• [Problem details] Using the listing below, retype only the lines from the line with "Serialize everything readable" through the end, both ends included, and exclude the pictures.

───── Task inputs ─────

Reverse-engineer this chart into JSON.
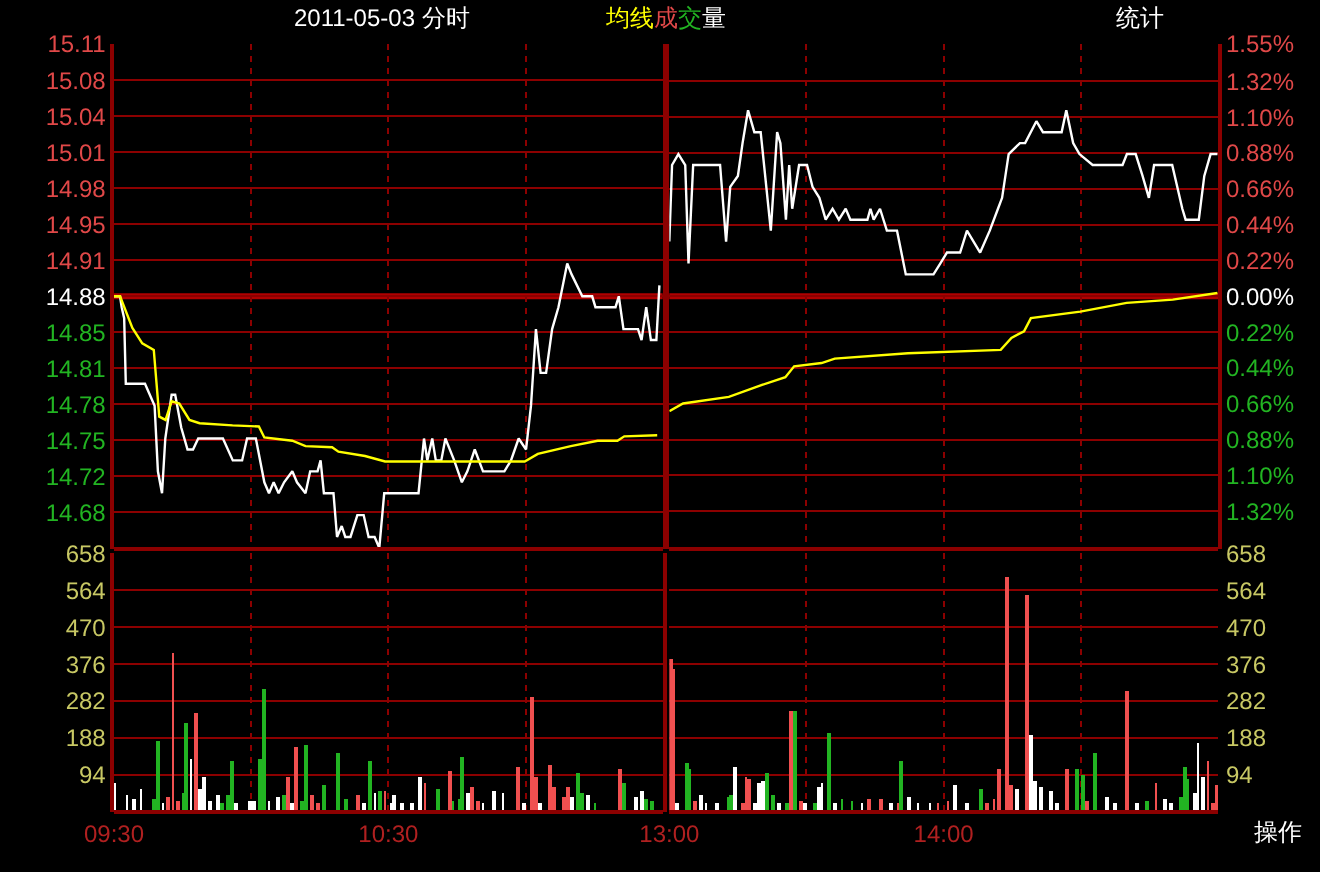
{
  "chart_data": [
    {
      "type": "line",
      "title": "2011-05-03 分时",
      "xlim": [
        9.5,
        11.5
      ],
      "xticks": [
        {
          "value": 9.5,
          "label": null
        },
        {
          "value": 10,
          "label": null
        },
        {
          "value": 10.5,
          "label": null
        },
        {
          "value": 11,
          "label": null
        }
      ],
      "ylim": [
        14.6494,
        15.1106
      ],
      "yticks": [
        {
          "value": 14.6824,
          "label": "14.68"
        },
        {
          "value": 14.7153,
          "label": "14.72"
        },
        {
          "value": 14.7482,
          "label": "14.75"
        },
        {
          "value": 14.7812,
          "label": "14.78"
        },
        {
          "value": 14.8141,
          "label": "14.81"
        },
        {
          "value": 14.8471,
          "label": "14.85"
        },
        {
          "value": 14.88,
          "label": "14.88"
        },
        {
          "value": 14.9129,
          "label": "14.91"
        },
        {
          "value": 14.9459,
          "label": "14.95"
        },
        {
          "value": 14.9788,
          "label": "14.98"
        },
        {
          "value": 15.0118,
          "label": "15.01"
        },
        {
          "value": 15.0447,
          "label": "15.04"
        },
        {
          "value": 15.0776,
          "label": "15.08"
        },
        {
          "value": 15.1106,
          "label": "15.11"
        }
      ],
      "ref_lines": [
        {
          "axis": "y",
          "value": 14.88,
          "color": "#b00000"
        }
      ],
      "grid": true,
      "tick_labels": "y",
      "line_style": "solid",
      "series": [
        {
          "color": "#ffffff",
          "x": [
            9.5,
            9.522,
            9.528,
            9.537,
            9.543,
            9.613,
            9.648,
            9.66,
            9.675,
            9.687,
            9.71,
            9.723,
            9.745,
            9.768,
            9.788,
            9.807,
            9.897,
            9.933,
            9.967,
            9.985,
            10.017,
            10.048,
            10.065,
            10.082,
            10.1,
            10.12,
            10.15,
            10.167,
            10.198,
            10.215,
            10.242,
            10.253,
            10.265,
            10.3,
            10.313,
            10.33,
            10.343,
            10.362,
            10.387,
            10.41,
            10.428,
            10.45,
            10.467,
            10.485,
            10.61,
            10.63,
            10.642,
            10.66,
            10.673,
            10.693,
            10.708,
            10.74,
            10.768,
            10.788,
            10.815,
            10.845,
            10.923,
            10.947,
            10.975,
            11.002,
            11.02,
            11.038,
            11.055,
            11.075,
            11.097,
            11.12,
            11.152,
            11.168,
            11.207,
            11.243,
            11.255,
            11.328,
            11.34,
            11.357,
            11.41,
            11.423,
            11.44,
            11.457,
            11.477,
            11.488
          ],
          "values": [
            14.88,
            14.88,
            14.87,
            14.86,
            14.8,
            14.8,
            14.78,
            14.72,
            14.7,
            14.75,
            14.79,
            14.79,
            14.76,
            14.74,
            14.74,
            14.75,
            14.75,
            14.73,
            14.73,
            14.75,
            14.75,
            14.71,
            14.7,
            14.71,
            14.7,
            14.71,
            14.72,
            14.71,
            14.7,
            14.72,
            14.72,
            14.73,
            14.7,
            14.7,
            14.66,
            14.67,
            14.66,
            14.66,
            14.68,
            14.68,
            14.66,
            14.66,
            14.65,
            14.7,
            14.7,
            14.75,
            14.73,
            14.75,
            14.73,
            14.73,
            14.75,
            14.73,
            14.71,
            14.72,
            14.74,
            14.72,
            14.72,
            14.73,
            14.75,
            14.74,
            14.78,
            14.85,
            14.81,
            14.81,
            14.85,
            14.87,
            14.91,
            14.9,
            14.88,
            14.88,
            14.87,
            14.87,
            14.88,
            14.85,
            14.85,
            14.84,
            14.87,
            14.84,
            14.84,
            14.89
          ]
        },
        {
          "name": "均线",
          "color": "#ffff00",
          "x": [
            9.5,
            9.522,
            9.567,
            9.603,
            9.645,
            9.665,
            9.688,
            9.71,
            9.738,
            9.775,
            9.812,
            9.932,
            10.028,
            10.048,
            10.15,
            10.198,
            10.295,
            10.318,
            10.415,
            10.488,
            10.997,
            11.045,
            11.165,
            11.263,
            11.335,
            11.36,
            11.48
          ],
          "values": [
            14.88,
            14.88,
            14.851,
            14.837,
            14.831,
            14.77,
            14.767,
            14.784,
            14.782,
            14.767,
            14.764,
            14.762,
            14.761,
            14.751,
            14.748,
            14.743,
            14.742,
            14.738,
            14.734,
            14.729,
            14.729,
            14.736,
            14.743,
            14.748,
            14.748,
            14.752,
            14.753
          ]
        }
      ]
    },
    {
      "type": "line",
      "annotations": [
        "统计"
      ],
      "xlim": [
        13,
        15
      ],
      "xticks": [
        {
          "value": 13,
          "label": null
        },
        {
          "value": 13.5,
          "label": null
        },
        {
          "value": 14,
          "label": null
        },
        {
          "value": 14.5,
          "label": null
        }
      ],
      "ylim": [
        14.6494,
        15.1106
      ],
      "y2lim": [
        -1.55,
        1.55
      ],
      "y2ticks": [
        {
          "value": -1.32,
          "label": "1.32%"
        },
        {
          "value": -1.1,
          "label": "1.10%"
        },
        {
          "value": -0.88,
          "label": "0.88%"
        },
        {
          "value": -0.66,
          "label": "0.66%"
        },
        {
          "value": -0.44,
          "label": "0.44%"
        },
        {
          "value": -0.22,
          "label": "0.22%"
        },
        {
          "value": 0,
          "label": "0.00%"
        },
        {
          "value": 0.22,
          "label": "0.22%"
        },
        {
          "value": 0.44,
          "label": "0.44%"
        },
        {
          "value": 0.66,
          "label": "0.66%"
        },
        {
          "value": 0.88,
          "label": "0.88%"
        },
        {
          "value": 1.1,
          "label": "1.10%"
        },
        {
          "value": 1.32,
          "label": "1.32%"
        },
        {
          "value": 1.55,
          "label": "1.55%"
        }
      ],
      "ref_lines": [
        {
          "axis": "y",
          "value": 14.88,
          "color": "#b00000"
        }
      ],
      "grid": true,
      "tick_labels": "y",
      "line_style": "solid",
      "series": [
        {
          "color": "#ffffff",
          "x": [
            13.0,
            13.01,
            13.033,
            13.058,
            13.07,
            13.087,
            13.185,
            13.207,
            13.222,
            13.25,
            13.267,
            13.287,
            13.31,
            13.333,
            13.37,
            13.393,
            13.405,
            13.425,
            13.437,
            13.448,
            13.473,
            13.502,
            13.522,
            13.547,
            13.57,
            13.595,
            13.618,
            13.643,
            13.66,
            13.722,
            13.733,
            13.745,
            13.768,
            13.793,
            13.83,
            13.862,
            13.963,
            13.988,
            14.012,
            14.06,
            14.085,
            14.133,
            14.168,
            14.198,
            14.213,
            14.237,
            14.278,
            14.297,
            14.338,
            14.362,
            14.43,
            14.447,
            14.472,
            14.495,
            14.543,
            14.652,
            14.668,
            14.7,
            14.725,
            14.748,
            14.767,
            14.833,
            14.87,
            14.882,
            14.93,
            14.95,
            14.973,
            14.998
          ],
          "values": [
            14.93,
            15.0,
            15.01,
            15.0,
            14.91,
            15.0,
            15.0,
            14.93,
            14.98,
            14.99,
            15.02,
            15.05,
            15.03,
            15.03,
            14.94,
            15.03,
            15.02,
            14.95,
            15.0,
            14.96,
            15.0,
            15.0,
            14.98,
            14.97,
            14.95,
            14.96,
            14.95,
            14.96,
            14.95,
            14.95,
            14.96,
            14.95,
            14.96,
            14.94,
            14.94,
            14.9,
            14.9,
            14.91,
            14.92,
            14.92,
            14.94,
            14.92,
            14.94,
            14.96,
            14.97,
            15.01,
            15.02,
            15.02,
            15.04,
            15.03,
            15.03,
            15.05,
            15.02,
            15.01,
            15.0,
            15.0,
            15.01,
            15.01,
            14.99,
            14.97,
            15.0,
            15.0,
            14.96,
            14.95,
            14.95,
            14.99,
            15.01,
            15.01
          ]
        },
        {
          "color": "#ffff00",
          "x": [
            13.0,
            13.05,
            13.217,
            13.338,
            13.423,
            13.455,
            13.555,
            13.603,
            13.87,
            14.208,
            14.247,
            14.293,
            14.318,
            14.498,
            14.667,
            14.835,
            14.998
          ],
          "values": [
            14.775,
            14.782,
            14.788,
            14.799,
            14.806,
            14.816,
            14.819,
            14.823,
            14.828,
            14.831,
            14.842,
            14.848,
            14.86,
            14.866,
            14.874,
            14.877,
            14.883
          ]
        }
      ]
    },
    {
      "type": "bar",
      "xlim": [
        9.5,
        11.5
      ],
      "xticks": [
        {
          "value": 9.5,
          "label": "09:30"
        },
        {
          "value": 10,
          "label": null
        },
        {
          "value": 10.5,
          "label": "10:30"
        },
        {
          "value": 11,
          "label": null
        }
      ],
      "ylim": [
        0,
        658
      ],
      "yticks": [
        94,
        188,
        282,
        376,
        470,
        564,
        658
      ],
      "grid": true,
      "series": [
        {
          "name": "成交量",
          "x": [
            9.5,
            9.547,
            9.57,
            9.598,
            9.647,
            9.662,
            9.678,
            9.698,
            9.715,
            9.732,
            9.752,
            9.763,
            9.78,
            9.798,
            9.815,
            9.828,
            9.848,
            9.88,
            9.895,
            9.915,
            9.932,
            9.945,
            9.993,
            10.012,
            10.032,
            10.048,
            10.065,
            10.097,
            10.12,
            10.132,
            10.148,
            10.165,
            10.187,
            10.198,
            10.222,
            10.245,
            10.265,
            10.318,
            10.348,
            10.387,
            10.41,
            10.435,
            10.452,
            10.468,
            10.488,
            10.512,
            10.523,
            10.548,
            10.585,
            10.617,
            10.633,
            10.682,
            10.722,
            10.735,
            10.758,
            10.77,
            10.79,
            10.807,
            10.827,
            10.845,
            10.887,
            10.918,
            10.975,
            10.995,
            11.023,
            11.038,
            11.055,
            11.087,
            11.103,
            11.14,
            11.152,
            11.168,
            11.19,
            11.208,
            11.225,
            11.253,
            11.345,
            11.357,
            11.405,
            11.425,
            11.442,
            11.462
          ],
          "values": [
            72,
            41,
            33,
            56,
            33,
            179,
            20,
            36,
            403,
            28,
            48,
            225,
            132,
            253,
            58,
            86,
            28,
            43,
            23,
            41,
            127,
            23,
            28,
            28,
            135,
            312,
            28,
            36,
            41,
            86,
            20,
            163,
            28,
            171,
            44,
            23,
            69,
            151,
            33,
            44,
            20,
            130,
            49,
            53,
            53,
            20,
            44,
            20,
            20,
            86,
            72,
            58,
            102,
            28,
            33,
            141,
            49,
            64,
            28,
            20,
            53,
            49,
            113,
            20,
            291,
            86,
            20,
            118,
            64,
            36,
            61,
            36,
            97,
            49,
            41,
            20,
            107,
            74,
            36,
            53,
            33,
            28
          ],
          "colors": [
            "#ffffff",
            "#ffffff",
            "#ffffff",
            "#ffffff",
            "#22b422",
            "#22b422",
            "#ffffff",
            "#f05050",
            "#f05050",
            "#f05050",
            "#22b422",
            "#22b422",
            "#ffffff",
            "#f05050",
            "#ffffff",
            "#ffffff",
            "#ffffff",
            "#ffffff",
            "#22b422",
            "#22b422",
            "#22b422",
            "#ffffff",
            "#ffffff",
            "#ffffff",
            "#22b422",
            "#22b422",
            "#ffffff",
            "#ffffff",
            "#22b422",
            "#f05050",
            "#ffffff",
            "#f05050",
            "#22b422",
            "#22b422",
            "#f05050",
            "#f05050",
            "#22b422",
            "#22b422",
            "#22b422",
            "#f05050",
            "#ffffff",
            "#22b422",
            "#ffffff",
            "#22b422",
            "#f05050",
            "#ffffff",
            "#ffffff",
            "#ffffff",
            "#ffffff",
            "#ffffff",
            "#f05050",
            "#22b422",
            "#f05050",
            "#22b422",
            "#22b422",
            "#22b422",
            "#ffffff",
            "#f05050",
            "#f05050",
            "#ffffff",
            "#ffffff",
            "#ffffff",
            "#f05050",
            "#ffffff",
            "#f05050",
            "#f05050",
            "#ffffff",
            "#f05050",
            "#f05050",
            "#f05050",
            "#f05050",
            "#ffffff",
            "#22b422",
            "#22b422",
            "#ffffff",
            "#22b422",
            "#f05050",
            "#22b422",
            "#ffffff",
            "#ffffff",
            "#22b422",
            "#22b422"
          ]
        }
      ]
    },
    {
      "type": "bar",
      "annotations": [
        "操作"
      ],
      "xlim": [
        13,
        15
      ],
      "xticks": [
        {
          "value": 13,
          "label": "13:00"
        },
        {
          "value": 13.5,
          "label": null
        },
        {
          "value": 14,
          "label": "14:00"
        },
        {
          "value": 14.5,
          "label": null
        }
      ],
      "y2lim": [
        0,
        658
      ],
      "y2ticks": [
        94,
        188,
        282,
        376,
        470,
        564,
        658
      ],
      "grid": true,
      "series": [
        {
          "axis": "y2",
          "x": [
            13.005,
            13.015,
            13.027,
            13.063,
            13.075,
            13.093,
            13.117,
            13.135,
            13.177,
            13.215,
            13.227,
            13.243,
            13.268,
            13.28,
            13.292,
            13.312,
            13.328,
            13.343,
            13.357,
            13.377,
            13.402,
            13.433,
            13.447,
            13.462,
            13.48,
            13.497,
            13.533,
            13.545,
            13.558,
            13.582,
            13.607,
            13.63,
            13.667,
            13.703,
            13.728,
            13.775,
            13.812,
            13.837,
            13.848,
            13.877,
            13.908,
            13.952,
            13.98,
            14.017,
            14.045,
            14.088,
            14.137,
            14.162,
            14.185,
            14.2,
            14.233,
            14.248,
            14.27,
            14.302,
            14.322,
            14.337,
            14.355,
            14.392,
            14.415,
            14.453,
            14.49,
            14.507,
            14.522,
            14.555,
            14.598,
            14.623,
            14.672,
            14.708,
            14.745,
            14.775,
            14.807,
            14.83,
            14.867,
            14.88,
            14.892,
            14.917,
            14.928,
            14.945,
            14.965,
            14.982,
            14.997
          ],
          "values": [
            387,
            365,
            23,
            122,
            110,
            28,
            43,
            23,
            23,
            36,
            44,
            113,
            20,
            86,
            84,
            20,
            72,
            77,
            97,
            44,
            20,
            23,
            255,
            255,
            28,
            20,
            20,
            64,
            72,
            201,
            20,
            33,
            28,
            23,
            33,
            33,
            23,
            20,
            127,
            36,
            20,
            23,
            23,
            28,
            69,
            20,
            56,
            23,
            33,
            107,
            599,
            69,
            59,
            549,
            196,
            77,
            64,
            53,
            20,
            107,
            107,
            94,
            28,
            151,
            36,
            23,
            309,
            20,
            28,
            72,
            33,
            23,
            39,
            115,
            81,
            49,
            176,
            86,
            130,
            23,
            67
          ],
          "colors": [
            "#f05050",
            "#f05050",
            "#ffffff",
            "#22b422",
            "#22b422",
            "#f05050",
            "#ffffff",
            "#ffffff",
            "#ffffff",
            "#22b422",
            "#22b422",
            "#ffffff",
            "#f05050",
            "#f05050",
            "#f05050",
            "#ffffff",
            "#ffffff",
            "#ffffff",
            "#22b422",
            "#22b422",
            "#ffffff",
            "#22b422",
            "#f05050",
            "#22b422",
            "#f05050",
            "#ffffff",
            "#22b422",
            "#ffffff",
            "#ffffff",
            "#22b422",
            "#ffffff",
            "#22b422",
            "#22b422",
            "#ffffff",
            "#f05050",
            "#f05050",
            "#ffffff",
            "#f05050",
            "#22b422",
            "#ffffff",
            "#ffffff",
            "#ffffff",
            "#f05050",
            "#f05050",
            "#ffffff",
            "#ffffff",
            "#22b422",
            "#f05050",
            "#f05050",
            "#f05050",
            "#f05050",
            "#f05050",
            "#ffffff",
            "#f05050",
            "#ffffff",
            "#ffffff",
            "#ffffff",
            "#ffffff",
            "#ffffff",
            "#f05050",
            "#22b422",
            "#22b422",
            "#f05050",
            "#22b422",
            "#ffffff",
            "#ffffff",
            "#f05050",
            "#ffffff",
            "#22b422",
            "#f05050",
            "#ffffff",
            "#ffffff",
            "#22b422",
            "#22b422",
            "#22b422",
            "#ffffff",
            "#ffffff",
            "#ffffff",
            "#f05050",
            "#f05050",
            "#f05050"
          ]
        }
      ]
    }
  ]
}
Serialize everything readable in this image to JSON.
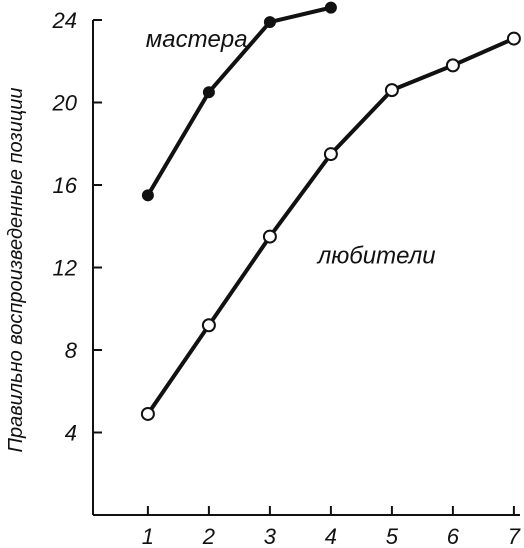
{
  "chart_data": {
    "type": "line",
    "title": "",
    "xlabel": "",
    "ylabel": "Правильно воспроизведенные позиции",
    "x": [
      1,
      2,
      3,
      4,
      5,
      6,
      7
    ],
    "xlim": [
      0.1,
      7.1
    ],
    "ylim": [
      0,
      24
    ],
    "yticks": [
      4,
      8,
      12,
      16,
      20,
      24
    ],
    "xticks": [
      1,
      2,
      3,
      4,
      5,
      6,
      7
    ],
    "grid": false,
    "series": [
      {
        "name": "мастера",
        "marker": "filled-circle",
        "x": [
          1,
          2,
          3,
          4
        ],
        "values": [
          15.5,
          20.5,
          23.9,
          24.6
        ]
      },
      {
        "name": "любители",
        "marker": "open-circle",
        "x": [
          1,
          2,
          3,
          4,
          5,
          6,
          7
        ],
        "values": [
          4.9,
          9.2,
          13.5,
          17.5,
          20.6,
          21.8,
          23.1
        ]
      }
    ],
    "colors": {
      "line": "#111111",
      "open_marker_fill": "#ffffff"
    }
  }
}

─────

• [The completed task]
Serialize everything readable in this image to JSON.
{
  "chart_data": {
    "type": "line",
    "title": "",
    "xlabel": "",
    "ylabel": "Правильно воспроизведенные позиции",
    "x": [
      1,
      2,
      3,
      4,
      5,
      6,
      7
    ],
    "xlim": [
      0.1,
      7.1
    ],
    "ylim": [
      0,
      24
    ],
    "yticks": [
      4,
      8,
      12,
      16,
      20,
      24
    ],
    "xticks": [
      1,
      2,
      3,
      4,
      5,
      6,
      7
    ],
    "grid": false,
    "series": [
      {
        "name": "мастера",
        "marker": "filled-circle",
        "x": [
          1,
          2,
          3,
          4
        ],
        "values": [
          15.5,
          20.5,
          23.9,
          24.6
        ]
      },
      {
        "name": "любители",
        "marker": "open-circle",
        "x": [
          1,
          2,
          3,
          4,
          5,
          6,
          7
        ],
        "values": [
          4.9,
          9.2,
          13.5,
          17.5,
          20.6,
          21.8,
          23.1
        ]
      }
    ],
    "colors": {
      "line": "#111111",
      "open_marker_fill": "#ffffff"
    }
  }
}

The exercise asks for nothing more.